:: TASK TO COMPLETE ::
Everything in the data should be repeated exactly, save for the images.

— START —

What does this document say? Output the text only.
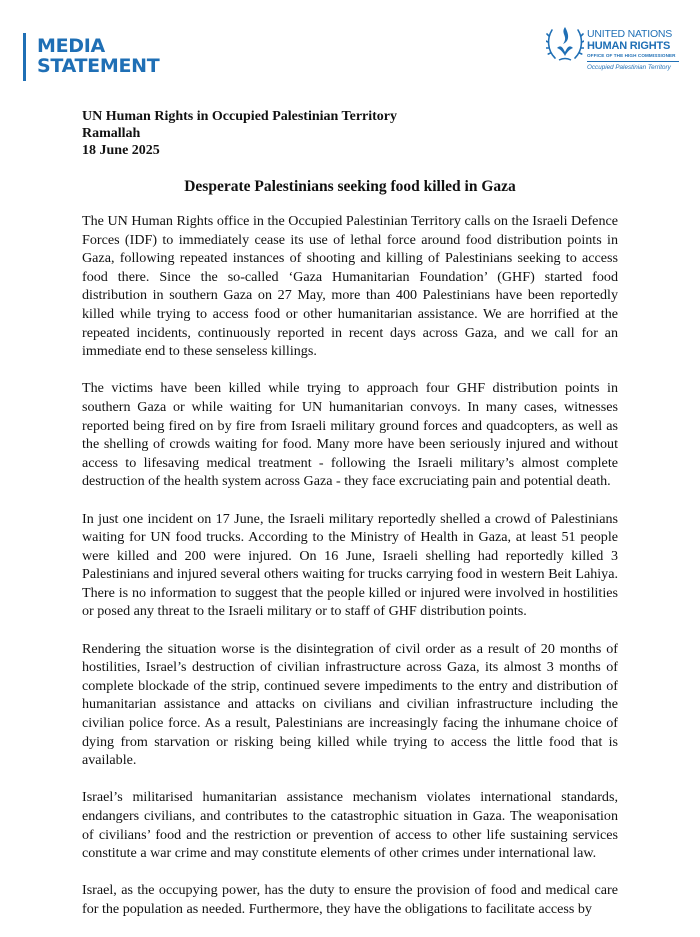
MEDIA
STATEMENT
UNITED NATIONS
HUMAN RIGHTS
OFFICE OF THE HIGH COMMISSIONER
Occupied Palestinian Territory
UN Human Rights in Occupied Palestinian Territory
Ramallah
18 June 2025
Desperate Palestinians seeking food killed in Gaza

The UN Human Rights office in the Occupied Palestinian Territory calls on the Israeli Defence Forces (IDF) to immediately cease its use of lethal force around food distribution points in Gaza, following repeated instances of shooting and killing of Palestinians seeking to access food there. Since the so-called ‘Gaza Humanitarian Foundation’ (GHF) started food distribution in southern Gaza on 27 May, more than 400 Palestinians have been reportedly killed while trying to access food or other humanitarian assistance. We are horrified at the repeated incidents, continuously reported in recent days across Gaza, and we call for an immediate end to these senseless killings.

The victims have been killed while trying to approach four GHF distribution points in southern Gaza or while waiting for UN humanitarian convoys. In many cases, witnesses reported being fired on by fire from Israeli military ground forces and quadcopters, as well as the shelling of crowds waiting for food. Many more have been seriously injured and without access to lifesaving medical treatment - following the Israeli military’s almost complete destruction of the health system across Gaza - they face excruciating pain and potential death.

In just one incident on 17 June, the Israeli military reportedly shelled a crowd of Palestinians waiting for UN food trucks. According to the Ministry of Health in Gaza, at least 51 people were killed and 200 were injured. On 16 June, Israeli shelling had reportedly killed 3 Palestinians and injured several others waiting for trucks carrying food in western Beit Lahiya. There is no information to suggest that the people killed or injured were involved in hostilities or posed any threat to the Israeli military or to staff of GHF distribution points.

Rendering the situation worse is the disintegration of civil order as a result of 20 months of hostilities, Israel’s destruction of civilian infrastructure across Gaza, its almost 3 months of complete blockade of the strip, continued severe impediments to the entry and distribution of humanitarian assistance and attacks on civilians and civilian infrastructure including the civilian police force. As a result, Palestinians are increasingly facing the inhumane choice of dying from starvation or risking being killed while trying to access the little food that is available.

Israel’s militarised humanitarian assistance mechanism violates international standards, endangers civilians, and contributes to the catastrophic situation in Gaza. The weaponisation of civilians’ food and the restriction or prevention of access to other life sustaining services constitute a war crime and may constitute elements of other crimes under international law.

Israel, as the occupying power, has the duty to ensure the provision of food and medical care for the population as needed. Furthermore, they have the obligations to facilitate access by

— END —

:: WRITTEN SOLUTION ::
What does this document say? Output the text only.
MEDIA
STATEMENT
UNITED NATIONS
HUMAN RIGHTS
OFFICE OF THE HIGH COMMISSIONER
Occupied Palestinian Territory
UN Human Rights in Occupied Palestinian Territory
Ramallah
18 June 2025
Desperate Palestinians seeking food killed in Gaza

The UN Human Rights office in the Occupied Palestinian Territory calls on the Israeli Defence Forces (IDF) to immediately cease its use of lethal force around food distribution points in Gaza, following repeated instances of shooting and killing of Palestinians seeking to access food there. Since the so-called ‘Gaza Humanitarian Foundation’ (GHF) started food distribution in southern Gaza on 27 May, more than 400 Palestinians have been reportedly killed while trying to access food or other humanitarian assistance. We are horrified at the repeated incidents, continuously reported in recent days across Gaza, and we call for an immediate end to these senseless killings.

The victims have been killed while trying to approach four GHF distribution points in southern Gaza or while waiting for UN humanitarian convoys. In many cases, witnesses reported being fired on by fire from Israeli military ground forces and quadcopters, as well as the shelling of crowds waiting for food. Many more have been seriously injured and without access to lifesaving medical treatment - following the Israeli military’s almost complete destruction of the health system across Gaza - they face excruciating pain and potential death.

In just one incident on 17 June, the Israeli military reportedly shelled a crowd of Palestinians waiting for UN food trucks. According to the Ministry of Health in Gaza, at least 51 people were killed and 200 were injured. On 16 June, Israeli shelling had reportedly killed 3 Palestinians and injured several others waiting for trucks carrying food in western Beit Lahiya. There is no information to suggest that the people killed or injured were involved in hostilities or posed any threat to the Israeli military or to staff of GHF distribution points.

Rendering the situation worse is the disintegration of civil order as a result of 20 months of hostilities, Israel’s destruction of civilian infrastructure across Gaza, its almost 3 months of complete blockade of the strip, continued severe impediments to the entry and distribution of humanitarian assistance and attacks on civilians and civilian infrastructure including the civilian police force. As a result, Palestinians are increasingly facing the inhumane choice of dying from starvation or risking being killed while trying to access the little food that is available.

Israel’s militarised humanitarian assistance mechanism violates international standards, endangers civilians, and contributes to the catastrophic situation in Gaza. The weaponisation of civilians’ food and the restriction or prevention of access to other life sustaining services constitute a war crime and may constitute elements of other crimes under international law.

Israel, as the occupying power, has the duty to ensure the provision of food and medical care for the population as needed. Furthermore, they have the obligations to facilitate access by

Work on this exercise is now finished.